◆ WRITTEN REQUEST
Identify and reproduce every line holding the string "index".

◆ TASK INPUT
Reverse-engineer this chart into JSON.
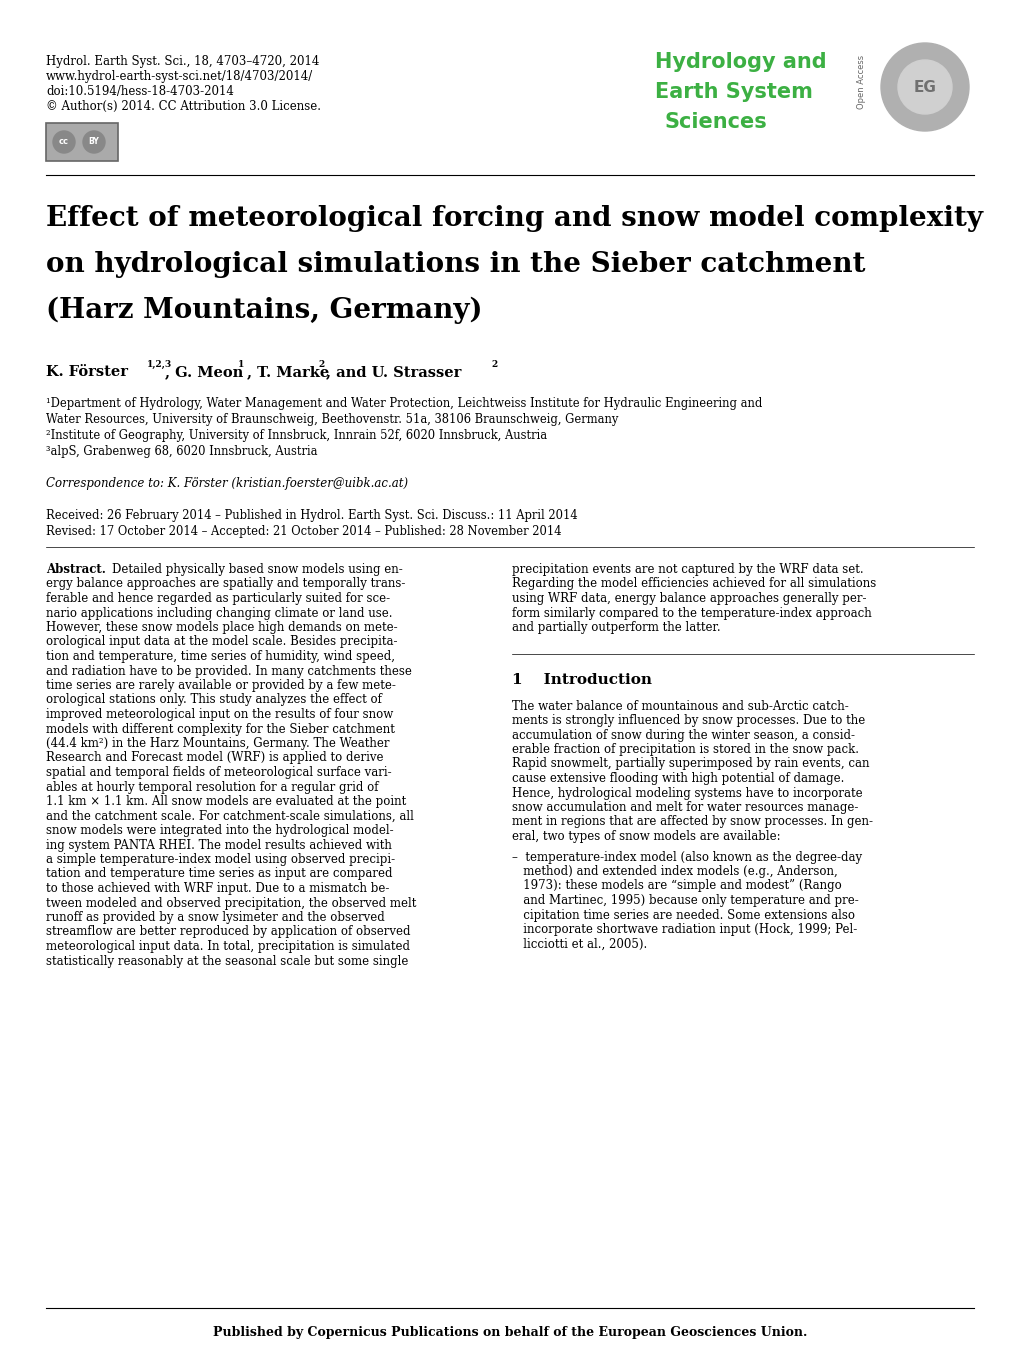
{
  "journal_info_line1": "Hydrol. Earth Syst. Sci., 18, 4703–4720, 2014",
  "journal_info_line2": "www.hydrol-earth-syst-sci.net/18/4703/2014/",
  "journal_info_line3": "doi:10.5194/hess-18-4703-2014",
  "journal_info_line4": "© Author(s) 2014. CC Attribution 3.0 License.",
  "journal_name_line1": "Hydrology and",
  "journal_name_line2": "Earth System",
  "journal_name_line3": "Sciences",
  "journal_name_color": "#3cb043",
  "open_access_text": "Open Access",
  "paper_title_line1": "Effect of meteorological forcing and snow model complexity",
  "paper_title_line2": "on hydrological simulations in the Sieber catchment",
  "paper_title_line3": "(Harz Mountains, Germany)",
  "affiliation1": "¹Department of Hydrology, Water Management and Water Protection, Leichtweiss Institute for Hydraulic Engineering and",
  "affiliation1b": "Water Resources, University of Braunschweig, Beethovenstr. 51a, 38106 Braunschweig, Germany",
  "affiliation2": "²Institute of Geography, University of Innsbruck, Innrain 52f, 6020 Innsbruck, Austria",
  "affiliation3": "³alpS, Grabenweg 68, 6020 Innsbruck, Austria",
  "correspondence": "Correspondence to: K. Förster (kristian.foerster@uibk.ac.at)",
  "received_line1": "Received: 26 February 2014 – Published in Hydrol. Earth Syst. Sci. Discuss.: 11 April 2014",
  "received_line2": "Revised: 17 October 2014 – Accepted: 21 October 2014 – Published: 28 November 2014",
  "abstract_col1_lines": [
    "Abstract. Detailed physically based snow models using en-",
    "ergy balance approaches are spatially and temporally trans-",
    "ferable and hence regarded as particularly suited for sce-",
    "nario applications including changing climate or land use.",
    "However, these snow models place high demands on mete-",
    "orological input data at the model scale. Besides precipita-",
    "tion and temperature, time series of humidity, wind speed,",
    "and radiation have to be provided. In many catchments these",
    "time series are rarely available or provided by a few mete-",
    "orological stations only. This study analyzes the effect of",
    "improved meteorological input on the results of four snow",
    "models with different complexity for the Sieber catchment",
    "(44.4 km²) in the Harz Mountains, Germany. The Weather",
    "Research and Forecast model (WRF) is applied to derive",
    "spatial and temporal fields of meteorological surface vari-",
    "ables at hourly temporal resolution for a regular grid of",
    "1.1 km × 1.1 km. All snow models are evaluated at the point",
    "and the catchment scale. For catchment-scale simulations, all",
    "snow models were integrated into the hydrological model-",
    "ing system PANTA RHEI. The model results achieved with",
    "a simple temperature-index model using observed precipi-",
    "tation and temperature time series as input are compared",
    "to those achieved with WRF input. Due to a mismatch be-",
    "tween modeled and observed precipitation, the observed melt",
    "runoff as provided by a snow lysimeter and the observed",
    "streamflow are better reproduced by application of observed",
    "meteorological input data. In total, precipitation is simulated",
    "statistically reasonably at the seasonal scale but some single"
  ],
  "abstract_col2_lines": [
    "precipitation events are not captured by the WRF data set.",
    "Regarding the model efficiencies achieved for all simulations",
    "using WRF data, energy balance approaches generally per-",
    "form similarly compared to the temperature-index approach",
    "and partially outperform the latter."
  ],
  "section1_number": "1",
  "section1_title": "Introduction",
  "intro_lines": [
    "The water balance of mountainous and sub-Arctic catch-",
    "ments is strongly influenced by snow processes. Due to the",
    "accumulation of snow during the winter season, a consid-",
    "erable fraction of precipitation is stored in the snow pack.",
    "Rapid snowmelt, partially superimposed by rain events, can",
    "cause extensive flooding with high potential of damage.",
    "Hence, hydrological modeling systems have to incorporate",
    "snow accumulation and melt for water resources manage-",
    "ment in regions that are affected by snow processes. In gen-",
    "eral, two types of snow models are available:"
  ],
  "bullet_lines": [
    "–  temperature-index model (also known as the degree-day",
    "   method) and extended index models (e.g., Anderson,",
    "   1973): these models are “simple and modest” (Rango",
    "   and Martinec, 1995) because only temperature and pre-",
    "   cipitation time series are needed. Some extensions also",
    "   incorporate shortwave radiation input (Hock, 1999; Pel-",
    "   licciotti et al., 2005)."
  ],
  "footer_text": "Published by Copernicus Publications on behalf of the European Geosciences Union.",
  "background_color": "#ffffff",
  "text_color": "#000000"
}
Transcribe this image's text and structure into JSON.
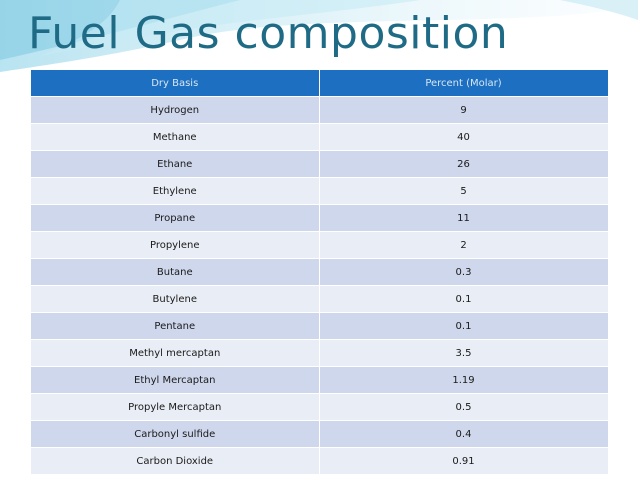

◆ FULL SOLUTION
    "a simple temperature-index model using observed precipi-",
    "form similarly compared to the temperature-index approach",
    "–  temperature-index model (also known as the degree-day",
    "   method) and extended index models (e.g., Anderson,",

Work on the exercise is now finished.